> _Task to carry out_
Each line below should be quoted exactly, please.

:: Provided data

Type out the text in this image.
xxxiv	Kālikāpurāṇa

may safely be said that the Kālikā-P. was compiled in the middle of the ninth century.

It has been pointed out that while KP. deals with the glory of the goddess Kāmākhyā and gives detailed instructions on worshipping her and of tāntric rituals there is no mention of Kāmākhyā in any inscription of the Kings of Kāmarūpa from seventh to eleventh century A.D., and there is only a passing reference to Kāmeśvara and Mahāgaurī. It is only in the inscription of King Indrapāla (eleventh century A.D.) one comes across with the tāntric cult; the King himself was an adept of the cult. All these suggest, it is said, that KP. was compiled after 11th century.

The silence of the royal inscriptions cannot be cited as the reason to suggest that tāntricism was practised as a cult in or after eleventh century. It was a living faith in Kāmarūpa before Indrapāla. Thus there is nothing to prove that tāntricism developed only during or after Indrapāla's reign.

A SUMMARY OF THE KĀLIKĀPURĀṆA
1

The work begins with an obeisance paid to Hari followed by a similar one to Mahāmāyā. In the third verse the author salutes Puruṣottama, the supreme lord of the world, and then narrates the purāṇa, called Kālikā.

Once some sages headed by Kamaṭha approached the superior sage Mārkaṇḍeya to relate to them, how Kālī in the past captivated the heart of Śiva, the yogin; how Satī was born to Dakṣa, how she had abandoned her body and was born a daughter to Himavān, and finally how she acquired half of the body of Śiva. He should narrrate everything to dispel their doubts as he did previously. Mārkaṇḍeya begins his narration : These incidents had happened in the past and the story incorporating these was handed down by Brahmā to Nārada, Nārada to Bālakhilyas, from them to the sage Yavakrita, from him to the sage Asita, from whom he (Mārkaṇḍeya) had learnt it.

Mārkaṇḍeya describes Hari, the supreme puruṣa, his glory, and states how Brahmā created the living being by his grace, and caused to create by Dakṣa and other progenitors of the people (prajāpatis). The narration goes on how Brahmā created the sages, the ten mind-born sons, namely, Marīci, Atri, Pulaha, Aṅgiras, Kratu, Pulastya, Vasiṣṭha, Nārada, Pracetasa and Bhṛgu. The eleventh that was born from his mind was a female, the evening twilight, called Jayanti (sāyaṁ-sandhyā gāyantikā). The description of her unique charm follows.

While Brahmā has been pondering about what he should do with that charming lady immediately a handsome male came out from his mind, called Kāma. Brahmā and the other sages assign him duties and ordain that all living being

::::

> _Task result_
Type out the text in this image.
xxxiv	Kālikāpurāṇa

may safely be said that the Kālikā-P. was compiled in the middle of the ninth century.

It has been pointed out that while KP. deals with the glory of the goddess Kāmākhyā and gives detailed instructions on worshipping her and of tāntric rituals there is no mention of Kāmākhyā in any inscription of the Kings of Kāmarūpa from seventh to eleventh century A.D., and there is only a passing reference to Kāmeśvara and Mahāgaurī. It is only in the inscription of King Indrapāla (eleventh century A.D.) one comes across with the tāntric cult; the King himself was an adept of the cult. All these suggest, it is said, that KP. was compiled after 11th century.

The silence of the royal inscriptions cannot be cited as the reason to suggest that tāntricism was practised as a cult in or after eleventh century. It was a living faith in Kāmarūpa before Indrapāla. Thus there is nothing to prove that tāntricism developed only during or after Indrapāla's reign.

A SUMMARY OF THE KĀLIKĀPURĀṆA
1

The work begins with an obeisance paid to Hari followed by a similar one to Mahāmāyā. In the third verse the author salutes Puruṣottama, the supreme lord of the world, and then narrates the purāṇa, called Kālikā.

Once some sages headed by Kamaṭha approached the superior sage Mārkaṇḍeya to relate to them, how Kālī in the past captivated the heart of Śiva, the yogin; how Satī was born to Dakṣa, how she had abandoned her body and was born a daughter to Himavān, and finally how she acquired half of the body of Śiva. He should narrrate everything to dispel their doubts as he did previously. Mārkaṇḍeya begins his narration : These incidents had happened in the past and the story incorporating these was handed down by Brahmā to Nārada, Nārada to Bālakhilyas, from them to the sage Yavakrita, from him to the sage Asita, from whom he (Mārkaṇḍeya) had learnt it.

Mārkaṇḍeya describes Hari, the supreme puruṣa, his glory, and states how Brahmā created the living being by his grace, and caused to create by Dakṣa and other progenitors of the people (prajāpatis). The narration goes on how Brahmā created the sages, the ten mind-born sons, namely, Marīci, Atri, Pulaha, Aṅgiras, Kratu, Pulastya, Vasiṣṭha, Nārada, Pracetasa and Bhṛgu. The eleventh that was born from his mind was a female, the evening twilight, called Jayanti (sāyaṁ-sandhyā gāyantikā). The description of her unique charm follows.

While Brahmā has been pondering about what he should do with that charming lady immediately a handsome male came out from his mind, called Kāma. Brahmā and the other sages assign him duties and ordain that all living being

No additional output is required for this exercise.